- **The request**: The records that follow should be retyped word for word.

━━━━━━━━━━━━━━━━━━━━

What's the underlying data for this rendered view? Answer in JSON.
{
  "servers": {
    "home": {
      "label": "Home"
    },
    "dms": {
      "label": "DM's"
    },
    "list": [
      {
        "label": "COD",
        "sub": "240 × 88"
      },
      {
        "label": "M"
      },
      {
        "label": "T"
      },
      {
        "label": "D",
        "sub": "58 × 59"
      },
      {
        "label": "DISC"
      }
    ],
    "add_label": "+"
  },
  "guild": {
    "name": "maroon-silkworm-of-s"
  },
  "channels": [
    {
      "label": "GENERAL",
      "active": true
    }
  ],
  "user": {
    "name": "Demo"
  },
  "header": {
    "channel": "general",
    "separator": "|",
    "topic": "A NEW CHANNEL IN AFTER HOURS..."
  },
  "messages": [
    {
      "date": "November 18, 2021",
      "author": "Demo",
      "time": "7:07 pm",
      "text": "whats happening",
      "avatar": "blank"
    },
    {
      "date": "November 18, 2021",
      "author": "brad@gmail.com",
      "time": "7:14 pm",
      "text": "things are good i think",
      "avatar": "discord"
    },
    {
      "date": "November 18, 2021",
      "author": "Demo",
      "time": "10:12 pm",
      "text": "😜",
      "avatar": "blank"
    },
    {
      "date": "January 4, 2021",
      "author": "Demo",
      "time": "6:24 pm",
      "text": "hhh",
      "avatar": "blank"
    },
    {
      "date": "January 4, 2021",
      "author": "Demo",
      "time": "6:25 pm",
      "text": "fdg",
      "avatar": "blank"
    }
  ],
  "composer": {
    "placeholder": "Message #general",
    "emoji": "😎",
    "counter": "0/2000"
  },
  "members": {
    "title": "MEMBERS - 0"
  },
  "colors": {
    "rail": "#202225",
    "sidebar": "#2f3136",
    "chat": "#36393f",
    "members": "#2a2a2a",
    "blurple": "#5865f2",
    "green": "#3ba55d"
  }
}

━━━━━━━━━━━━━━━━━━━━

- **Final answer**:
What's the underlying data for this rendered view? Answer in JSON.
{
  "servers": {
    "home": {
      "label": "Home"
    },
    "dms": {
      "label": "DM's"
    },
    "list": [
      {
        "label": "COD",
        "sub": "240 × 88"
      },
      {
        "label": "M"
      },
      {
        "label": "T"
      },
      {
        "label": "D",
        "sub": "58 × 59"
      },
      {
        "label": "DISC"
      }
    ],
    "add_label": "+"
  },
  "guild": {
    "name": "maroon-silkworm-of-s"
  },
  "channels": [
    {
      "label": "GENERAL",
      "active": true
    }
  ],
  "user": {
    "name": "Demo"
  },
  "header": {
    "channel": "general",
    "separator": "|",
    "topic": "A NEW CHANNEL IN AFTER HOURS..."
  },
  "messages": [
    {
      "date": "November 18, 2021",
      "author": "Demo",
      "time": "7:07 pm",
      "text": "whats happening",
      "avatar": "blank"
    },
    {
      "date": "November 18, 2021",
      "author": "brad@gmail.com",
      "time": "7:14 pm",
      "text": "things are good i think",
      "avatar": "discord"
    },
    {
      "date": "November 18, 2021",
      "author": "Demo",
      "time": "10:12 pm",
      "text": "😜",
      "avatar": "blank"
    },
    {
      "date": "January 4, 2021",
      "author": "Demo",
      "time": "6:24 pm",
      "text": "hhh",
      "avatar": "blank"
    },
    {
      "date": "January 4, 2021",
      "author": "Demo",
      "time": "6:25 pm",
      "text": "fdg",
      "avatar": "blank"
    }
  ],
  "composer": {
    "placeholder": "Message #general",
    "emoji": "😎",
    "counter": "0/2000"
  },
  "members": {
    "title": "MEMBERS - 0"
  },
  "colors": {
    "rail": "#202225",
    "sidebar": "#2f3136",
    "chat": "#36393f",
    "members": "#2a2a2a",
    "blurple": "#5865f2",
    "green": "#3ba55d"
  }
}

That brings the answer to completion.